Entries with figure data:
┌────────
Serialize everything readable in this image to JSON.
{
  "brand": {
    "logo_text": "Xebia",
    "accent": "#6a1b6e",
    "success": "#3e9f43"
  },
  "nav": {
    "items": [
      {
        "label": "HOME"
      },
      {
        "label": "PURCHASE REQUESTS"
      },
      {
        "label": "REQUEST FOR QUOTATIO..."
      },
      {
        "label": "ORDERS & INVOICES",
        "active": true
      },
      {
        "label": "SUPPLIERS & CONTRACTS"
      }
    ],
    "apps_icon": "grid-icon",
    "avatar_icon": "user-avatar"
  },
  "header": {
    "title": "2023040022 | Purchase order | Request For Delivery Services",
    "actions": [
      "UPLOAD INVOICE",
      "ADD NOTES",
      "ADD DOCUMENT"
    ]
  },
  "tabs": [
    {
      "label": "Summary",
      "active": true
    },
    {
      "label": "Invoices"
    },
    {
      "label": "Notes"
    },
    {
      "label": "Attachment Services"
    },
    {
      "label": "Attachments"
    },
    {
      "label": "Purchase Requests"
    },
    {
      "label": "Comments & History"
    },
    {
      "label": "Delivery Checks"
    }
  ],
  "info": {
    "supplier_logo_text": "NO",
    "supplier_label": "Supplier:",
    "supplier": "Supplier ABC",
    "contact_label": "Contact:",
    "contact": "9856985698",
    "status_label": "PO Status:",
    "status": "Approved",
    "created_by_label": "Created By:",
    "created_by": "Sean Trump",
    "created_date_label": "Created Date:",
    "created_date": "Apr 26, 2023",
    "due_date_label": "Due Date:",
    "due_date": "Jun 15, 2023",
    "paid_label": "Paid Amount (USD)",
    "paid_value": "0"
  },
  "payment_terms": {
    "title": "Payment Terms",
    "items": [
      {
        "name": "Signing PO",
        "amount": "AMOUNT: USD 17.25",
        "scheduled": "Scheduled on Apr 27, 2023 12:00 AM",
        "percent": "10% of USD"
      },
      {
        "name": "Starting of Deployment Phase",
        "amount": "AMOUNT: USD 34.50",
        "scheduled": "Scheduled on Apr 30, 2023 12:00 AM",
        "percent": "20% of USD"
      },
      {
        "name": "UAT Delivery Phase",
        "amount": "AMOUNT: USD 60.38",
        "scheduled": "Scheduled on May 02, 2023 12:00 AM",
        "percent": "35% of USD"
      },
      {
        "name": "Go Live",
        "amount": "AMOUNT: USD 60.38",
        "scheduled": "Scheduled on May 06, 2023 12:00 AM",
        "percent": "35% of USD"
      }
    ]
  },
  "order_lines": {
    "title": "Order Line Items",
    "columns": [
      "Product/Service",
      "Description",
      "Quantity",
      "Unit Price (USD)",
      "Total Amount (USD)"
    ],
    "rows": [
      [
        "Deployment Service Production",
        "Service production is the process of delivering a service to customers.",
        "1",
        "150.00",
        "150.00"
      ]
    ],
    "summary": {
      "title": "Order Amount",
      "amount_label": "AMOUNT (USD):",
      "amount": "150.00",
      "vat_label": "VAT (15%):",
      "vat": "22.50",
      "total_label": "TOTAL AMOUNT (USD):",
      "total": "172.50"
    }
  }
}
└────────
Repeat the whole listing exactly, keeping every line intact.

**Output for this exercise:**
Serialize everything readable in this image to JSON.
{
  "brand": {
    "logo_text": "Xebia",
    "accent": "#6a1b6e",
    "success": "#3e9f43"
  },
  "nav": {
    "items": [
      {
        "label": "HOME"
      },
      {
        "label": "PURCHASE REQUESTS"
      },
      {
        "label": "REQUEST FOR QUOTATIO..."
      },
      {
        "label": "ORDERS & INVOICES",
        "active": true
      },
      {
        "label": "SUPPLIERS & CONTRACTS"
      }
    ],
    "apps_icon": "grid-icon",
    "avatar_icon": "user-avatar"
  },
  "header": {
    "title": "2023040022 | Purchase order | Request For Delivery Services",
    "actions": [
      "UPLOAD INVOICE",
      "ADD NOTES",
      "ADD DOCUMENT"
    ]
  },
  "tabs": [
    {
      "label": "Summary",
      "active": true
    },
    {
      "label": "Invoices"
    },
    {
      "label": "Notes"
    },
    {
      "label": "Attachment Services"
    },
    {
      "label": "Attachments"
    },
    {
      "label": "Purchase Requests"
    },
    {
      "label": "Comments & History"
    },
    {
      "label": "Delivery Checks"
    }
  ],
  "info": {
    "supplier_logo_text": "NO",
    "supplier_label": "Supplier:",
    "supplier": "Supplier ABC",
    "contact_label": "Contact:",
    "contact": "9856985698",
    "status_label": "PO Status:",
    "status": "Approved",
    "created_by_label": "Created By:",
    "created_by": "Sean Trump",
    "created_date_label": "Created Date:",
    "created_date": "Apr 26, 2023",
    "due_date_label": "Due Date:",
    "due_date": "Jun 15, 2023",
    "paid_label": "Paid Amount (USD)",
    "paid_value": "0"
  },
  "payment_terms": {
    "title": "Payment Terms",
    "items": [
      {
        "name": "Signing PO",
        "amount": "AMOUNT: USD 17.25",
        "scheduled": "Scheduled on Apr 27, 2023 12:00 AM",
        "percent": "10% of USD"
      },
      {
        "name": "Starting of Deployment Phase",
        "amount": "AMOUNT: USD 34.50",
        "scheduled": "Scheduled on Apr 30, 2023 12:00 AM",
        "percent": "20% of USD"
      },
      {
        "name": "UAT Delivery Phase",
        "amount": "AMOUNT: USD 60.38",
        "scheduled": "Scheduled on May 02, 2023 12:00 AM",
        "percent": "35% of USD"
      },
      {
        "name": "Go Live",
        "amount": "AMOUNT: USD 60.38",
        "scheduled": "Scheduled on May 06, 2023 12:00 AM",
        "percent": "35% of USD"
      }
    ]
  },
  "order_lines": {
    "title": "Order Line Items",
    "columns": [
      "Product/Service",
      "Description",
      "Quantity",
      "Unit Price (USD)",
      "Total Amount (USD)"
    ],
    "rows": [
      [
        "Deployment Service Production",
        "Service production is the process of delivering a service to customers.",
        "1",
        "150.00",
        "150.00"
      ]
    ],
    "summary": {
      "title": "Order Amount",
      "amount_label": "AMOUNT (USD):",
      "amount": "150.00",
      "vat_label": "VAT (15%):",
      "vat": "22.50",
      "total_label": "TOTAL AMOUNT (USD):",
      "total": "172.50"
    }
  }
}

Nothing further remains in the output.